Set down each entry from the block beneath, exactly as written.

━━━━━━━━

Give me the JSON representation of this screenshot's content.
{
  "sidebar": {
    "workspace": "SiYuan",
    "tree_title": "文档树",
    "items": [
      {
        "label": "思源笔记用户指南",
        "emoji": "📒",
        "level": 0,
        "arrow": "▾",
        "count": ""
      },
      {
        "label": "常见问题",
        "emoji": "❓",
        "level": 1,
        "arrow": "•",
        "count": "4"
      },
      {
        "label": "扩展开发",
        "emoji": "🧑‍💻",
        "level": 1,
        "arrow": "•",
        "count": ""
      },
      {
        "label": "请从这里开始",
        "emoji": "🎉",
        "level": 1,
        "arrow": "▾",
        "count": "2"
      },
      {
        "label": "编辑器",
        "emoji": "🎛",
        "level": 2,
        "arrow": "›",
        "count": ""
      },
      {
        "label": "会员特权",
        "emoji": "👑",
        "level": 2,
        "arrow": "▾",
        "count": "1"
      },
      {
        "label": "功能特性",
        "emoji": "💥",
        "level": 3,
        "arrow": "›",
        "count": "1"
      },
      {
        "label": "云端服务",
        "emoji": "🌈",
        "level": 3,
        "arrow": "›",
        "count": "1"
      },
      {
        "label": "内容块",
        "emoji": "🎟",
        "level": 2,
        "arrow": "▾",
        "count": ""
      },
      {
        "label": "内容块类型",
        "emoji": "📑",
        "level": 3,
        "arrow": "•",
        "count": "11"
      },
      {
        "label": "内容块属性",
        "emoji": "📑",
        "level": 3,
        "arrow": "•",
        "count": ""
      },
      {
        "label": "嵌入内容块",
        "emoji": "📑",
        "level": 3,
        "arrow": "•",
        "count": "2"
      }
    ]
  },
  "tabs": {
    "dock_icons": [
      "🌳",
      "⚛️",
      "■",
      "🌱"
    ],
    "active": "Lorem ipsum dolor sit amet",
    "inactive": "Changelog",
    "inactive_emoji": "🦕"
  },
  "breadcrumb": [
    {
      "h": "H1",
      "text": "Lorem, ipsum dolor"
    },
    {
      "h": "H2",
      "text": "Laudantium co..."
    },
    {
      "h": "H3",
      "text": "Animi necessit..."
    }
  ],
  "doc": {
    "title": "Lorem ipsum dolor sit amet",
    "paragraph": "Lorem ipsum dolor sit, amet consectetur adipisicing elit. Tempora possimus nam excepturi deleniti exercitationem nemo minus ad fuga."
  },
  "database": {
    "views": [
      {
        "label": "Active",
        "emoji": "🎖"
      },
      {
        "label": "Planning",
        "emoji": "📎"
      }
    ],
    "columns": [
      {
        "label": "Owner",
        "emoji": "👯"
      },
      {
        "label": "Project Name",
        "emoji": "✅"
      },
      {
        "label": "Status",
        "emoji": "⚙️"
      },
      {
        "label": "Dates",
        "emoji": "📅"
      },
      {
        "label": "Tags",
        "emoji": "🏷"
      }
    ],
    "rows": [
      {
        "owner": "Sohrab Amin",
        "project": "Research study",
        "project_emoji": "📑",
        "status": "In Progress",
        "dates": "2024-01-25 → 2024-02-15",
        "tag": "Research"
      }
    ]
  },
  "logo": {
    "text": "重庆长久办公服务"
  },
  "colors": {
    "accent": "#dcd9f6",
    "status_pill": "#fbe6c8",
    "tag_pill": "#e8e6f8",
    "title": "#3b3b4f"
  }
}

━━━━━━━━

Exercise result:
Give me the JSON representation of this screenshot's content.
{
  "sidebar": {
    "workspace": "SiYuan",
    "tree_title": "文档树",
    "items": [
      {
        "label": "思源笔记用户指南",
        "emoji": "📒",
        "level": 0,
        "arrow": "▾",
        "count": ""
      },
      {
        "label": "常见问题",
        "emoji": "❓",
        "level": 1,
        "arrow": "•",
        "count": "4"
      },
      {
        "label": "扩展开发",
        "emoji": "🧑‍💻",
        "level": 1,
        "arrow": "•",
        "count": ""
      },
      {
        "label": "请从这里开始",
        "emoji": "🎉",
        "level": 1,
        "arrow": "▾",
        "count": "2"
      },
      {
        "label": "编辑器",
        "emoji": "🎛",
        "level": 2,
        "arrow": "›",
        "count": ""
      },
      {
        "label": "会员特权",
        "emoji": "👑",
        "level": 2,
        "arrow": "▾",
        "count": "1"
      },
      {
        "label": "功能特性",
        "emoji": "💥",
        "level": 3,
        "arrow": "›",
        "count": "1"
      },
      {
        "label": "云端服务",
        "emoji": "🌈",
        "level": 3,
        "arrow": "›",
        "count": "1"
      },
      {
        "label": "内容块",
        "emoji": "🎟",
        "level": 2,
        "arrow": "▾",
        "count": ""
      },
      {
        "label": "内容块类型",
        "emoji": "📑",
        "level": 3,
        "arrow": "•",
        "count": "11"
      },
      {
        "label": "内容块属性",
        "emoji": "📑",
        "level": 3,
        "arrow": "•",
        "count": ""
      },
      {
        "label": "嵌入内容块",
        "emoji": "📑",
        "level": 3,
        "arrow": "•",
        "count": "2"
      }
    ]
  },
  "tabs": {
    "dock_icons": [
      "🌳",
      "⚛️",
      "■",
      "🌱"
    ],
    "active": "Lorem ipsum dolor sit amet",
    "inactive": "Changelog",
    "inactive_emoji": "🦕"
  },
  "breadcrumb": [
    {
      "h": "H1",
      "text": "Lorem, ipsum dolor"
    },
    {
      "h": "H2",
      "text": "Laudantium co..."
    },
    {
      "h": "H3",
      "text": "Animi necessit..."
    }
  ],
  "doc": {
    "title": "Lorem ipsum dolor sit amet",
    "paragraph": "Lorem ipsum dolor sit, amet consectetur adipisicing elit. Tempora possimus nam excepturi deleniti exercitationem nemo minus ad fuga."
  },
  "database": {
    "views": [
      {
        "label": "Active",
        "emoji": "🎖"
      },
      {
        "label": "Planning",
        "emoji": "📎"
      }
    ],
    "columns": [
      {
        "label": "Owner",
        "emoji": "👯"
      },
      {
        "label": "Project Name",
        "emoji": "✅"
      },
      {
        "label": "Status",
        "emoji": "⚙️"
      },
      {
        "label": "Dates",
        "emoji": "📅"
      },
      {
        "label": "Tags",
        "emoji": "🏷"
      }
    ],
    "rows": [
      {
        "owner": "Sohrab Amin",
        "project": "Research study",
        "project_emoji": "📑",
        "status": "In Progress",
        "dates": "2024-01-25 → 2024-02-15",
        "tag": "Research"
      }
    ]
  },
  "logo": {
    "text": "重庆长久办公服务"
  },
  "colors": {
    "accent": "#dcd9f6",
    "status_pill": "#fbe6c8",
    "tag_pill": "#e8e6f8",
    "title": "#3b3b4f"
  }
}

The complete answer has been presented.